Return all of the lines below exactly as they are.

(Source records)
----

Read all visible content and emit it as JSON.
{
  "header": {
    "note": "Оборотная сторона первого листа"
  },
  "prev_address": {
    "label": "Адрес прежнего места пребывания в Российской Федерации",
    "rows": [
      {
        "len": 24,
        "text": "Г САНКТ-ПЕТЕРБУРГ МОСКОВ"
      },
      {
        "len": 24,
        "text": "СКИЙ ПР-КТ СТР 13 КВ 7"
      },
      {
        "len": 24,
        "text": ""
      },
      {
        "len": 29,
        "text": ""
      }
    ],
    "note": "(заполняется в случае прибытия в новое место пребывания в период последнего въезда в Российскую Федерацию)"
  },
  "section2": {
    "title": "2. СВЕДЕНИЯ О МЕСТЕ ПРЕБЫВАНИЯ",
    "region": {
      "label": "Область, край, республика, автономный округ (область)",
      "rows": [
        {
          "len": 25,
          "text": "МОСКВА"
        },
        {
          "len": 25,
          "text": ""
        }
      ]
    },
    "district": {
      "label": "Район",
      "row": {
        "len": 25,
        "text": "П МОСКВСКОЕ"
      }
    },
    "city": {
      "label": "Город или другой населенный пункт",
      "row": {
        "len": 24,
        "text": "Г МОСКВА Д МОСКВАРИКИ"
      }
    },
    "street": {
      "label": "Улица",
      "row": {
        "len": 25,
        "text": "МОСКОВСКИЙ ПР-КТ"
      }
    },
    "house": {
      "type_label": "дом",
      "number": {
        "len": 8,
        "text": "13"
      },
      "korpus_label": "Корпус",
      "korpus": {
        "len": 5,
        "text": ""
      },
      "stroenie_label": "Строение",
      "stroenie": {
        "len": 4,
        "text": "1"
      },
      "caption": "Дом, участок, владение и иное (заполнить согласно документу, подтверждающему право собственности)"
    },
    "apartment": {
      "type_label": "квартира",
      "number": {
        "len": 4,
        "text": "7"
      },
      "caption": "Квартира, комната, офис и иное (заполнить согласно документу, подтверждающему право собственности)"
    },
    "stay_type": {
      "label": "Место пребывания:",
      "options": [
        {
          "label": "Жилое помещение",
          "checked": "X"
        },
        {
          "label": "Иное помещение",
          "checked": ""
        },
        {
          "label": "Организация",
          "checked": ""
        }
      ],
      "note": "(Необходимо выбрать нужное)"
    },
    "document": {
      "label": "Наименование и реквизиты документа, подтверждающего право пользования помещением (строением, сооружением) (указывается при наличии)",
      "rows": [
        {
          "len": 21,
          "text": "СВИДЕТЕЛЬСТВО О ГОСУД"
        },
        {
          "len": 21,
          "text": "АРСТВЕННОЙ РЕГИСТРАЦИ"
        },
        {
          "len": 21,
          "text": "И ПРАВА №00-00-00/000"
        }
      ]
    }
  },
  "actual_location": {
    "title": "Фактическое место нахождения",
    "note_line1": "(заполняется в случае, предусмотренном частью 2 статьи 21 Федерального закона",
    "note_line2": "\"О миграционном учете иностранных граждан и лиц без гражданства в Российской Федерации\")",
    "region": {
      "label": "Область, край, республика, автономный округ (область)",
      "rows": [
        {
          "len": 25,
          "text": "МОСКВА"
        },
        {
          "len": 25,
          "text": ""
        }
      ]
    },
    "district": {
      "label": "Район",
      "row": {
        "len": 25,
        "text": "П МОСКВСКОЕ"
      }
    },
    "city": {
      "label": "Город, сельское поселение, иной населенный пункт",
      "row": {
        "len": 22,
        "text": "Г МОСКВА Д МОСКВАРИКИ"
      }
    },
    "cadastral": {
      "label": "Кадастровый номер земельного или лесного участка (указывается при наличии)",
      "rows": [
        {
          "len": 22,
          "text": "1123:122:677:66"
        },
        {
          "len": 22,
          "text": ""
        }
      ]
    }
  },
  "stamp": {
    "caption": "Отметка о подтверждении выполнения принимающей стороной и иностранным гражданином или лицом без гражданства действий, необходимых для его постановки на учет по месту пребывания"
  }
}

----

*SOLUTION*.
Read all visible content and emit it as JSON.
{
  "header": {
    "note": "Оборотная сторона первого листа"
  },
  "prev_address": {
    "label": "Адрес прежнего места пребывания в Российской Федерации",
    "rows": [
      {
        "len": 24,
        "text": "Г САНКТ-ПЕТЕРБУРГ МОСКОВ"
      },
      {
        "len": 24,
        "text": "СКИЙ ПР-КТ СТР 13 КВ 7"
      },
      {
        "len": 24,
        "text": ""
      },
      {
        "len": 29,
        "text": ""
      }
    ],
    "note": "(заполняется в случае прибытия в новое место пребывания в период последнего въезда в Российскую Федерацию)"
  },
  "section2": {
    "title": "2. СВЕДЕНИЯ О МЕСТЕ ПРЕБЫВАНИЯ",
    "region": {
      "label": "Область, край, республика, автономный округ (область)",
      "rows": [
        {
          "len": 25,
          "text": "МОСКВА"
        },
        {
          "len": 25,
          "text": ""
        }
      ]
    },
    "district": {
      "label": "Район",
      "row": {
        "len": 25,
        "text": "П МОСКВСКОЕ"
      }
    },
    "city": {
      "label": "Город или другой населенный пункт",
      "row": {
        "len": 24,
        "text": "Г МОСКВА Д МОСКВАРИКИ"
      }
    },
    "street": {
      "label": "Улица",
      "row": {
        "len": 25,
        "text": "МОСКОВСКИЙ ПР-КТ"
      }
    },
    "house": {
      "type_label": "дом",
      "number": {
        "len": 8,
        "text": "13"
      },
      "korpus_label": "Корпус",
      "korpus": {
        "len": 5,
        "text": ""
      },
      "stroenie_label": "Строение",
      "stroenie": {
        "len": 4,
        "text": "1"
      },
      "caption": "Дом, участок, владение и иное (заполнить согласно документу, подтверждающему право собственности)"
    },
    "apartment": {
      "type_label": "квартира",
      "number": {
        "len": 4,
        "text": "7"
      },
      "caption": "Квартира, комната, офис и иное (заполнить согласно документу, подтверждающему право собственности)"
    },
    "stay_type": {
      "label": "Место пребывания:",
      "options": [
        {
          "label": "Жилое помещение",
          "checked": "X"
        },
        {
          "label": "Иное помещение",
          "checked": ""
        },
        {
          "label": "Организация",
          "checked": ""
        }
      ],
      "note": "(Необходимо выбрать нужное)"
    },
    "document": {
      "label": "Наименование и реквизиты документа, подтверждающего право пользования помещением (строением, сооружением) (указывается при наличии)",
      "rows": [
        {
          "len": 21,
          "text": "СВИДЕТЕЛЬСТВО О ГОСУД"
        },
        {
          "len": 21,
          "text": "АРСТВЕННОЙ РЕГИСТРАЦИ"
        },
        {
          "len": 21,
          "text": "И ПРАВА №00-00-00/000"
        }
      ]
    }
  },
  "actual_location": {
    "title": "Фактическое место нахождения",
    "note_line1": "(заполняется в случае, предусмотренном частью 2 статьи 21 Федерального закона",
    "note_line2": "\"О миграционном учете иностранных граждан и лиц без гражданства в Российской Федерации\")",
    "region": {
      "label": "Область, край, республика, автономный округ (область)",
      "rows": [
        {
          "len": 25,
          "text": "МОСКВА"
        },
        {
          "len": 25,
          "text": ""
        }
      ]
    },
    "district": {
      "label": "Район",
      "row": {
        "len": 25,
        "text": "П МОСКВСКОЕ"
      }
    },
    "city": {
      "label": "Город, сельское поселение, иной населенный пункт",
      "row": {
        "len": 22,
        "text": "Г МОСКВА Д МОСКВАРИКИ"
      }
    },
    "cadastral": {
      "label": "Кадастровый номер земельного или лесного участка (указывается при наличии)",
      "rows": [
        {
          "len": 22,
          "text": "1123:122:677:66"
        },
        {
          "len": 22,
          "text": ""
        }
      ]
    }
  },
  "stamp": {
    "caption": "Отметка о подтверждении выполнения принимающей стороной и иностранным гражданином или лицом без гражданства действий, необходимых для его постановки на учет по месту пребывания"
  }
}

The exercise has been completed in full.